Problem description: Skip the images and return the records below exactly.

--- Supplied records ---

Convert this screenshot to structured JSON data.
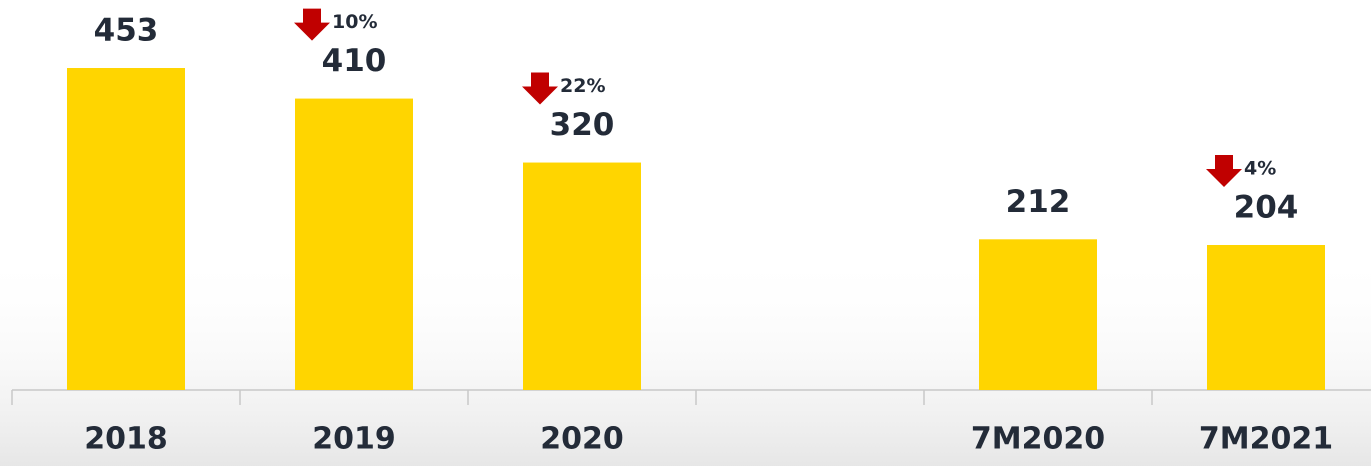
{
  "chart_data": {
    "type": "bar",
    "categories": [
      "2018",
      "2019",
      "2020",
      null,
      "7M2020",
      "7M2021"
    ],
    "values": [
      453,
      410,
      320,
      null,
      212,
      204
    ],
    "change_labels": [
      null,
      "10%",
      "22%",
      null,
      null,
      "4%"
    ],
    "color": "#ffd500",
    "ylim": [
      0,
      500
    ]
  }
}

---

The result:
Convert this screenshot to structured JSON data.
{
  "chart_data": {
    "type": "bar",
    "categories": [
      "2018",
      "2019",
      "2020",
      null,
      "7M2020",
      "7M2021"
    ],
    "values": [
      453,
      410,
      320,
      null,
      212,
      204
    ],
    "change_labels": [
      null,
      "10%",
      "22%",
      null,
      null,
      "4%"
    ],
    "color": "#ffd500",
    "ylim": [
      0,
      500
    ]
  }
}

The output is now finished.